*** Opening DOCUMENT SECTION ***


    • The feelings you are describing are very normal Maria. Not much damage, if any, can occur in that span of time. If you don’t feel a lot better in two more weeks, make an extra visit to see your orthodontist. Good luck!

  4. Phan Mai says:

    Hi Dr Jorgensen,

    I’m very concerned about root resorption for my 11-year old daughter in future. She had an x-ray some days ago. Two orthodontist looked at the x-ray and told me that the teeth root was still very young (I don’t know if “young” means “short”),easily getting root resorption. so she can’t wear braces now and should wait for at least 1-2 more years. Two other orthodontists confirmed me that no need to worry, that the younger you are, the easier for the root regeneration, and that the rate of root resorption will be higher in adults, not in children wearing braces. I’m very confused now and worried that I can make mistake for my child. Why can there be two such opposite opinions? Could you pls tell me what ‘s like in your experience? Should I let her wear braces now or wait until her teeth root longer?
    I’m looking forward to hearing from you soon. Thank you for your blog and your help to me.

    • Younger children have less root resorption. There is no way to make it faster or slower. It is dependent upon the patients biology. The key is to have which ever orthodontist you choose monitor the root lengths every 6 months and keep you informed all along the way.

  5. Jane Fiore says:

    I decided as a 50 yr old adult to get braces – mostly die to a very crooked lower tooth resulting in a canine tooth pushed out in front . The canine was extracted and I wore braces for 2 hrs on top but the bottoms for 2 1/2 yrs. I have never been satisfied with the lower ones . I got a permanent wire retainer as well as clear one – but 2 of the teeth were so lose – my regular dentist told me to go back and ask that the orthodontist bond the retainer. After bout a year the glue on one of the “looser” teeth popped off when I bit down . I was also concerned that this tooth was still loose …the tooth was re-bonded . But after the bond came lose 3 more times, the orthodontist suggested that I go to periodontist for gum roots to be reminded because he felt the tooth trying to turn that was popping the adhesive . I felt the tooth was never secure after braces and the periodontist confirmed today that there is little bone left under this tooth or the one next to it & No treatment other than bone implant or partial plates -dentires will fix this ! I am so upset because the # 1 reAson I paid $5000 for braces was to avoid periodontal problems as I aged . Now I am out $5000 and still face expensive implants or denture bridges which I do not want :( . I feel the orthodontist should have been taking X-rays even when I got the braces off and the lower teeth were lose . I will be contacting his office on Monday and plan to take action and get my records . How often does this happen ? This risk was Never explained to me – had it been I would not have gotten the braces

    • There are no guarantees with the human body. I have a mouth full of fillings that I have received over the years (and I’m probably your same age). As I’ve aged those fillings have become crowns. some of the crowned teeth have required root canals. A few have split, been removed, and then replaced by implants. As a dentist myself, I know that we as a profession do the best with what we are given. I don’t blame anyone for my dental problems. I just keep moving forward and keep getting fixed up. I would counsel that you not take “action” against your orthodontist. You would have to prove that he was negligent or that he intended to harm you. All he has to show is that he provided the standard of care and that your overall condition was improved by the treatment he provided. Save yourself a lot of grief and just keep moving forward. Legal action will be time intensive, expensive, and in the end you’ll still need to get the tooth replaced. Let it go and move on.

*** Closing DOCUMENT SECTION ***
*** Opening INFORMATION SUPPLIED ***

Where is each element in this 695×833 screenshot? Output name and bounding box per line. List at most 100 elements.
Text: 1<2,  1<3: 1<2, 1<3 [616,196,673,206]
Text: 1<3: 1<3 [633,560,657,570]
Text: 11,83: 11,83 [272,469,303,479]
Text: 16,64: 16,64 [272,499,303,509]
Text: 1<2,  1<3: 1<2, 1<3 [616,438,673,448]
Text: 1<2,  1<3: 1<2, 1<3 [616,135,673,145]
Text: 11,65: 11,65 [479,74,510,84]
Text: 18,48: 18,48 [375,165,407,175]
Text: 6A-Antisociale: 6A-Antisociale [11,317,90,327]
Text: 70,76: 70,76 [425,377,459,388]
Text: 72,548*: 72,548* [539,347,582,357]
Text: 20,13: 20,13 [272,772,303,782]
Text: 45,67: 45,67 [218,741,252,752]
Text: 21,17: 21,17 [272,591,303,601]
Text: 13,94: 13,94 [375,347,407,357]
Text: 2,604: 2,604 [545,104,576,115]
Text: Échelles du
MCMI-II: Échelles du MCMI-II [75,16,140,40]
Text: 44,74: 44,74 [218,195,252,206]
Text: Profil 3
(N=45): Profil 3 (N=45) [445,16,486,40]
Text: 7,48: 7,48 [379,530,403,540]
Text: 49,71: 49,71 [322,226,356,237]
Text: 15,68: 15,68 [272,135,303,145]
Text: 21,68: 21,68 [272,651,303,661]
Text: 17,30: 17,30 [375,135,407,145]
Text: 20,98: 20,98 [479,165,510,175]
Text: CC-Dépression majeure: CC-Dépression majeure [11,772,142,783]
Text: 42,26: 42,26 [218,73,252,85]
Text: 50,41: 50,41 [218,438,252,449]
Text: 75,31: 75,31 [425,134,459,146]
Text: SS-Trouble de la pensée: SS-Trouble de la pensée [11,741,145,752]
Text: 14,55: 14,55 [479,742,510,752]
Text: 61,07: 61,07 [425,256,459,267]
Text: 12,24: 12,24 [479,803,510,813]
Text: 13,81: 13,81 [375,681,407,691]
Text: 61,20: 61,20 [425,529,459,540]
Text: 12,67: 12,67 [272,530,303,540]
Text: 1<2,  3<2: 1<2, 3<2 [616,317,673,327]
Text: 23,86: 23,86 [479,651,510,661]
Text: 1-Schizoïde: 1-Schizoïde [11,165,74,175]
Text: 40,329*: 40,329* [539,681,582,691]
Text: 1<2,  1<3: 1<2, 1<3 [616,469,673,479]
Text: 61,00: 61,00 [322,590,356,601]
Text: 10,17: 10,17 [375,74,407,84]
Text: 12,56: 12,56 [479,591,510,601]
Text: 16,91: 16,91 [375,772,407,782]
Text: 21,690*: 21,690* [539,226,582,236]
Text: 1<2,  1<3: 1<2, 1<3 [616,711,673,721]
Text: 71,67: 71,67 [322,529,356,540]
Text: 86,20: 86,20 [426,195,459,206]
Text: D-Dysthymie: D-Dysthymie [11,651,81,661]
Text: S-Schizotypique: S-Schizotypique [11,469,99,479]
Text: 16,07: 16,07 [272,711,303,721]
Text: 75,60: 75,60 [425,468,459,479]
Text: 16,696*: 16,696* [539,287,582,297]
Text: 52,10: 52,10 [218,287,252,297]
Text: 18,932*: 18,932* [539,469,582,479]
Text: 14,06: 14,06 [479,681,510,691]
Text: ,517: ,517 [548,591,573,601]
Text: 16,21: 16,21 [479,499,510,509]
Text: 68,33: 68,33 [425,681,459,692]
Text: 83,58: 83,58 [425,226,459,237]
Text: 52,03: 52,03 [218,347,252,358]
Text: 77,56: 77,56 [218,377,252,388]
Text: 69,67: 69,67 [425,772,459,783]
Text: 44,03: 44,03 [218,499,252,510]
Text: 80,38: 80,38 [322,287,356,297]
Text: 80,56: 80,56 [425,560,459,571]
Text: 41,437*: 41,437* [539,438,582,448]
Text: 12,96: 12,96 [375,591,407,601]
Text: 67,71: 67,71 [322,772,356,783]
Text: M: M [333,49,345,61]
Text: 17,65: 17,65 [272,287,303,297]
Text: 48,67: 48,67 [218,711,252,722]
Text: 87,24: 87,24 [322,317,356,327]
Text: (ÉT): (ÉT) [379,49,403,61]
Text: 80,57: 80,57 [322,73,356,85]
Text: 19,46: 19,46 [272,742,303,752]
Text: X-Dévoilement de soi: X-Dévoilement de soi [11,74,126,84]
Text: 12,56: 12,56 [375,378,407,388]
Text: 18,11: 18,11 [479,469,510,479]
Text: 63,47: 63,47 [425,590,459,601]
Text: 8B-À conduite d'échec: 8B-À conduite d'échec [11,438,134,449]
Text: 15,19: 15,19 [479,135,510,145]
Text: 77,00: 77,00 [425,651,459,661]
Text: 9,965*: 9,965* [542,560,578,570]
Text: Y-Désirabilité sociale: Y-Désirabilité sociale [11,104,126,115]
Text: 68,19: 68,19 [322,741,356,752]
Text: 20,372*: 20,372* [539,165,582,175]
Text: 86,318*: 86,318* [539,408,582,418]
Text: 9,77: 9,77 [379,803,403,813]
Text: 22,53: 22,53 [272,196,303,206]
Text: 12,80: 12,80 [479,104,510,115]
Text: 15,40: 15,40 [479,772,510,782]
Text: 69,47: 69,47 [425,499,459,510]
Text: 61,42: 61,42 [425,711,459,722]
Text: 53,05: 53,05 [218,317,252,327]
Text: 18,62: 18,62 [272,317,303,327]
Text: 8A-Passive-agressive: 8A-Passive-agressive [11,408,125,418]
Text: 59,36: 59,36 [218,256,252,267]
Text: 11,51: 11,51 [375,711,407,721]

*** Closing INFORMATION SUPPLIED ***

### [ASSIGNED TASK]
Revise the orthodontics discussion starting at "I’m very concerned" and ending after "teeth root longer?", changing every "x-ray" to "X-ray".

### [COMPLETED EXERCISE]
I’m very concerned about root resorption for my 11-year old daughter in future. She had an X-ray some days ago. Two orthodontist looked at the X-ray and told me that the teeth root was still very young (I don’t know if “young” means “short”),easily getting root resorption. so she can’t wear braces now and should wait for at least 1-2 more years. Two other orthodontists confirmed me that no need to worry, that the younger you are, the easier for the root regeneration, and that the rate of root resorption will be higher in adults, not in children wearing braces. I’m very confused now and worried that I can make mistake for my child. Why can there be two such opposite opinions? Could you pls tell me what ‘s like in your experience? Should I let her wear braces now or wait until her teeth root longer?